**OBJECTIVE**:
All of the data should be repeated exactly; pictures are not part of the copy.
== PROVIDED MATERIAL ==
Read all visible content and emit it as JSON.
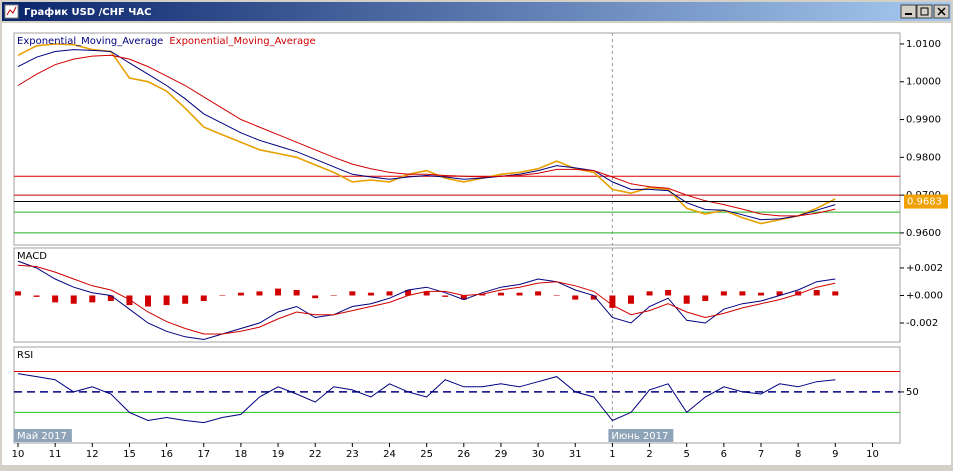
{
  "window": {
    "title": "График USD /CHF ЧАС"
  },
  "x_axis": {
    "categories": [
      "10",
      "11",
      "12",
      "15",
      "16",
      "17",
      "18",
      "19",
      "22",
      "23",
      "24",
      "25",
      "26",
      "29",
      "30",
      "31",
      "1",
      "2",
      "5",
      "6",
      "7",
      "8",
      "9",
      "10"
    ],
    "month_labels": [
      "Май 2017",
      null,
      null,
      null,
      null,
      null,
      null,
      null,
      null,
      null,
      null,
      null,
      null,
      null,
      null,
      null,
      "Июнь 2017",
      null,
      null,
      null,
      null,
      null,
      null,
      null
    ]
  },
  "chart_data": [
    {
      "type": "line",
      "ylim": [
        0.9568,
        1.0129
      ],
      "yticks": [
        {
          "value": 1.01,
          "label": "1.0100"
        },
        {
          "value": 1.0,
          "label": "1.0000"
        },
        {
          "value": 0.99,
          "label": "0.9900"
        },
        {
          "value": 0.98,
          "label": "0.9800"
        },
        {
          "value": 0.97,
          "label": "0.9700"
        },
        {
          "value": 0.96,
          "label": "0.9600"
        }
      ],
      "levels": [
        {
          "value": 0.975,
          "color": "#e00000"
        },
        {
          "value": 0.97,
          "color": "#c00000"
        },
        {
          "value": 0.9655,
          "color": "#20b020"
        },
        {
          "value": 0.96,
          "color": "#20b020"
        }
      ],
      "current": {
        "value": 0.9683,
        "label": "0.9683",
        "color": "#f0a000"
      },
      "series": [
        {
          "color": "#e8a000",
          "values": [
            1.007,
            1.0095,
            1.01,
            1.0098,
            1.0085,
            1.008,
            1.001,
            1.0,
            0.9975,
            0.993,
            0.988,
            0.986,
            0.984,
            0.982,
            0.981,
            0.98,
            0.978,
            0.976,
            0.9735,
            0.974,
            0.9735,
            0.9755,
            0.9765,
            0.9745,
            0.9735,
            0.9745,
            0.9755,
            0.976,
            0.977,
            0.979,
            0.977,
            0.976,
            0.9715,
            0.9705,
            0.972,
            0.9715,
            0.9665,
            0.965,
            0.966,
            0.964,
            0.9625,
            0.9635,
            0.9645,
            0.9665,
            0.969
          ]
        },
        {
          "name": "Exponential_Moving_Average",
          "color": "#000080",
          "values": [
            1.004,
            1.0065,
            1.008,
            1.0085,
            1.0083,
            1.008,
            1.005,
            1.002,
            0.999,
            0.9955,
            0.9915,
            0.989,
            0.9865,
            0.9845,
            0.983,
            0.9815,
            0.9795,
            0.9775,
            0.9755,
            0.9748,
            0.9742,
            0.9748,
            0.9752,
            0.9748,
            0.9742,
            0.9745,
            0.975,
            0.9755,
            0.9765,
            0.9778,
            0.9772,
            0.9765,
            0.9735,
            0.9715,
            0.9715,
            0.9712,
            0.968,
            0.9662,
            0.966,
            0.9648,
            0.9635,
            0.9637,
            0.9645,
            0.966,
            0.9675
          ]
        },
        {
          "name": "Exponential_Moving_Average",
          "color": "#d00000",
          "values": [
            0.999,
            1.002,
            1.0045,
            1.006,
            1.0068,
            1.007,
            1.006,
            1.004,
            1.0015,
            0.999,
            0.996,
            0.993,
            0.99,
            0.988,
            0.986,
            0.984,
            0.982,
            0.98,
            0.9782,
            0.977,
            0.976,
            0.9755,
            0.9755,
            0.9752,
            0.975,
            0.9748,
            0.975,
            0.9752,
            0.9758,
            0.9768,
            0.9768,
            0.9765,
            0.9748,
            0.973,
            0.9722,
            0.9718,
            0.97,
            0.9685,
            0.9675,
            0.9663,
            0.965,
            0.9645,
            0.9645,
            0.9652,
            0.9663
          ]
        }
      ]
    },
    {
      "type": "macd",
      "title": "MACD",
      "ylim": [
        -0.00338,
        0.00345
      ],
      "yticks": [
        {
          "value": 0.002,
          "label": "+0.002"
        },
        {
          "value": 0,
          "label": "+0.000"
        },
        {
          "value": -0.002,
          "label": "-0.002"
        }
      ],
      "histogram": {
        "color": "#d00000",
        "values": [
          0.0003,
          -0.0001,
          -0.0005,
          -0.0006,
          -0.0005,
          -0.0004,
          -0.0007,
          -0.0008,
          -0.0007,
          -0.0006,
          -0.0004,
          0.0,
          0.0002,
          0.0003,
          0.0005,
          0.0004,
          -0.0002,
          0.0,
          0.0003,
          0.0002,
          0.0003,
          0.0004,
          0.0003,
          -0.0001,
          -0.0003,
          0.0001,
          0.0002,
          0.0002,
          0.0003,
          0.0,
          -0.0003,
          -0.0003,
          -0.0009,
          -0.0006,
          0.0003,
          0.0004,
          -0.0006,
          -0.0004,
          0.0003,
          0.0003,
          0.0002,
          0.0003,
          0.0003,
          0.0004,
          0.0003
        ]
      },
      "series": [
        {
          "color": "#000080",
          "values": [
            0.0025,
            0.002,
            0.0012,
            0.0006,
            0.0002,
            0.0,
            -0.001,
            -0.002,
            -0.0026,
            -0.003,
            -0.0032,
            -0.0028,
            -0.0024,
            -0.002,
            -0.0012,
            -0.0008,
            -0.0016,
            -0.0014,
            -0.0008,
            -0.0006,
            -0.0002,
            0.0004,
            0.0006,
            0.0002,
            -0.0003,
            0.0002,
            0.0006,
            0.0008,
            0.0012,
            0.001,
            0.0004,
            0.0,
            -0.0016,
            -0.002,
            -0.0008,
            -0.0002,
            -0.0018,
            -0.002,
            -0.001,
            -0.0006,
            -0.0004,
            0.0,
            0.0004,
            0.001,
            0.0012
          ]
        },
        {
          "color": "#d00000",
          "values": [
            0.0022,
            0.0021,
            0.0017,
            0.0012,
            0.0007,
            0.0004,
            -0.0003,
            -0.0012,
            -0.0019,
            -0.0024,
            -0.0028,
            -0.0028,
            -0.0026,
            -0.0023,
            -0.0017,
            -0.0012,
            -0.0014,
            -0.0014,
            -0.0011,
            -0.0008,
            -0.0005,
            0.0,
            0.0003,
            0.0003,
            0.0,
            0.0001,
            0.0004,
            0.0006,
            0.0009,
            0.001,
            0.0007,
            0.0003,
            -0.0007,
            -0.0014,
            -0.0011,
            -0.0006,
            -0.0012,
            -0.0016,
            -0.0013,
            -0.0009,
            -0.0006,
            -0.0003,
            0.0001,
            0.0006,
            0.0009
          ]
        }
      ]
    },
    {
      "type": "line",
      "title": "RSI",
      "ylim": [
        0,
        94
      ],
      "yticks": [
        50
      ],
      "levels": [
        {
          "value": 70,
          "color": "#e00000"
        },
        {
          "value": 50,
          "color": "#000080",
          "dashed": true
        },
        {
          "value": 30,
          "color": "#20c020"
        }
      ],
      "series": [
        {
          "color": "#000080",
          "values": [
            68,
            65,
            62,
            50,
            55,
            48,
            30,
            22,
            25,
            22,
            20,
            25,
            28,
            45,
            55,
            48,
            40,
            55,
            52,
            45,
            58,
            50,
            45,
            62,
            55,
            55,
            58,
            55,
            60,
            65,
            50,
            45,
            22,
            30,
            52,
            58,
            30,
            45,
            55,
            50,
            48,
            58,
            55,
            60,
            62
          ]
        }
      ]
    }
  ]
}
===
**TASK OUTPUT**:
Read all visible content and emit it as JSON.
{
  "window": {
    "title": "График USD /CHF ЧАС"
  },
  "x_axis": {
    "categories": [
      "10",
      "11",
      "12",
      "15",
      "16",
      "17",
      "18",
      "19",
      "22",
      "23",
      "24",
      "25",
      "26",
      "29",
      "30",
      "31",
      "1",
      "2",
      "5",
      "6",
      "7",
      "8",
      "9",
      "10"
    ],
    "month_labels": [
      "Май 2017",
      null,
      null,
      null,
      null,
      null,
      null,
      null,
      null,
      null,
      null,
      null,
      null,
      null,
      null,
      null,
      "Июнь 2017",
      null,
      null,
      null,
      null,
      null,
      null,
      null
    ]
  },
  "chart_data": [
    {
      "type": "line",
      "ylim": [
        0.9568,
        1.0129
      ],
      "yticks": [
        {
          "value": 1.01,
          "label": "1.0100"
        },
        {
          "value": 1.0,
          "label": "1.0000"
        },
        {
          "value": 0.99,
          "label": "0.9900"
        },
        {
          "value": 0.98,
          "label": "0.9800"
        },
        {
          "value": 0.97,
          "label": "0.9700"
        },
        {
          "value": 0.96,
          "label": "0.9600"
        }
      ],
      "levels": [
        {
          "value": 0.975,
          "color": "#e00000"
        },
        {
          "value": 0.97,
          "color": "#c00000"
        },
        {
          "value": 0.9655,
          "color": "#20b020"
        },
        {
          "value": 0.96,
          "color": "#20b020"
        }
      ],
      "current": {
        "value": 0.9683,
        "label": "0.9683",
        "color": "#f0a000"
      },
      "series": [
        {
          "color": "#e8a000",
          "values": [
            1.007,
            1.0095,
            1.01,
            1.0098,
            1.0085,
            1.008,
            1.001,
            1.0,
            0.9975,
            0.993,
            0.988,
            0.986,
            0.984,
            0.982,
            0.981,
            0.98,
            0.978,
            0.976,
            0.9735,
            0.974,
            0.9735,
            0.9755,
            0.9765,
            0.9745,
            0.9735,
            0.9745,
            0.9755,
            0.976,
            0.977,
            0.979,
            0.977,
            0.976,
            0.9715,
            0.9705,
            0.972,
            0.9715,
            0.9665,
            0.965,
            0.966,
            0.964,
            0.9625,
            0.9635,
            0.9645,
            0.9665,
            0.969
          ]
        },
        {
          "name": "Exponential_Moving_Average",
          "color": "#000080",
          "values": [
            1.004,
            1.0065,
            1.008,
            1.0085,
            1.0083,
            1.008,
            1.005,
            1.002,
            0.999,
            0.9955,
            0.9915,
            0.989,
            0.9865,
            0.9845,
            0.983,
            0.9815,
            0.9795,
            0.9775,
            0.9755,
            0.9748,
            0.9742,
            0.9748,
            0.9752,
            0.9748,
            0.9742,
            0.9745,
            0.975,
            0.9755,
            0.9765,
            0.9778,
            0.9772,
            0.9765,
            0.9735,
            0.9715,
            0.9715,
            0.9712,
            0.968,
            0.9662,
            0.966,
            0.9648,
            0.9635,
            0.9637,
            0.9645,
            0.966,
            0.9675
          ]
        },
        {
          "name": "Exponential_Moving_Average",
          "color": "#d00000",
          "values": [
            0.999,
            1.002,
            1.0045,
            1.006,
            1.0068,
            1.007,
            1.006,
            1.004,
            1.0015,
            0.999,
            0.996,
            0.993,
            0.99,
            0.988,
            0.986,
            0.984,
            0.982,
            0.98,
            0.9782,
            0.977,
            0.976,
            0.9755,
            0.9755,
            0.9752,
            0.975,
            0.9748,
            0.975,
            0.9752,
            0.9758,
            0.9768,
            0.9768,
            0.9765,
            0.9748,
            0.973,
            0.9722,
            0.9718,
            0.97,
            0.9685,
            0.9675,
            0.9663,
            0.965,
            0.9645,
            0.9645,
            0.9652,
            0.9663
          ]
        }
      ]
    },
    {
      "type": "macd",
      "title": "MACD",
      "ylim": [
        -0.00338,
        0.00345
      ],
      "yticks": [
        {
          "value": 0.002,
          "label": "+0.002"
        },
        {
          "value": 0,
          "label": "+0.000"
        },
        {
          "value": -0.002,
          "label": "-0.002"
        }
      ],
      "histogram": {
        "color": "#d00000",
        "values": [
          0.0003,
          -0.0001,
          -0.0005,
          -0.0006,
          -0.0005,
          -0.0004,
          -0.0007,
          -0.0008,
          -0.0007,
          -0.0006,
          -0.0004,
          0.0,
          0.0002,
          0.0003,
          0.0005,
          0.0004,
          -0.0002,
          0.0,
          0.0003,
          0.0002,
          0.0003,
          0.0004,
          0.0003,
          -0.0001,
          -0.0003,
          0.0001,
          0.0002,
          0.0002,
          0.0003,
          0.0,
          -0.0003,
          -0.0003,
          -0.0009,
          -0.0006,
          0.0003,
          0.0004,
          -0.0006,
          -0.0004,
          0.0003,
          0.0003,
          0.0002,
          0.0003,
          0.0003,
          0.0004,
          0.0003
        ]
      },
      "series": [
        {
          "color": "#000080",
          "values": [
            0.0025,
            0.002,
            0.0012,
            0.0006,
            0.0002,
            0.0,
            -0.001,
            -0.002,
            -0.0026,
            -0.003,
            -0.0032,
            -0.0028,
            -0.0024,
            -0.002,
            -0.0012,
            -0.0008,
            -0.0016,
            -0.0014,
            -0.0008,
            -0.0006,
            -0.0002,
            0.0004,
            0.0006,
            0.0002,
            -0.0003,
            0.0002,
            0.0006,
            0.0008,
            0.0012,
            0.001,
            0.0004,
            0.0,
            -0.0016,
            -0.002,
            -0.0008,
            -0.0002,
            -0.0018,
            -0.002,
            -0.001,
            -0.0006,
            -0.0004,
            0.0,
            0.0004,
            0.001,
            0.0012
          ]
        },
        {
          "color": "#d00000",
          "values": [
            0.0022,
            0.0021,
            0.0017,
            0.0012,
            0.0007,
            0.0004,
            -0.0003,
            -0.0012,
            -0.0019,
            -0.0024,
            -0.0028,
            -0.0028,
            -0.0026,
            -0.0023,
            -0.0017,
            -0.0012,
            -0.0014,
            -0.0014,
            -0.0011,
            -0.0008,
            -0.0005,
            0.0,
            0.0003,
            0.0003,
            0.0,
            0.0001,
            0.0004,
            0.0006,
            0.0009,
            0.001,
            0.0007,
            0.0003,
            -0.0007,
            -0.0014,
            -0.0011,
            -0.0006,
            -0.0012,
            -0.0016,
            -0.0013,
            -0.0009,
            -0.0006,
            -0.0003,
            0.0001,
            0.0006,
            0.0009
          ]
        }
      ]
    },
    {
      "type": "line",
      "title": "RSI",
      "ylim": [
        0,
        94
      ],
      "yticks": [
        50
      ],
      "levels": [
        {
          "value": 70,
          "color": "#e00000"
        },
        {
          "value": 50,
          "color": "#000080",
          "dashed": true
        },
        {
          "value": 30,
          "color": "#20c020"
        }
      ],
      "series": [
        {
          "color": "#000080",
          "values": [
            68,
            65,
            62,
            50,
            55,
            48,
            30,
            22,
            25,
            22,
            20,
            25,
            28,
            45,
            55,
            48,
            40,
            55,
            52,
            45,
            58,
            50,
            45,
            62,
            55,
            55,
            58,
            55,
            60,
            65,
            50,
            45,
            22,
            30,
            52,
            58,
            30,
            45,
            55,
            50,
            48,
            58,
            55,
            60,
            62
          ]
        }
      ]
    }
  ]
}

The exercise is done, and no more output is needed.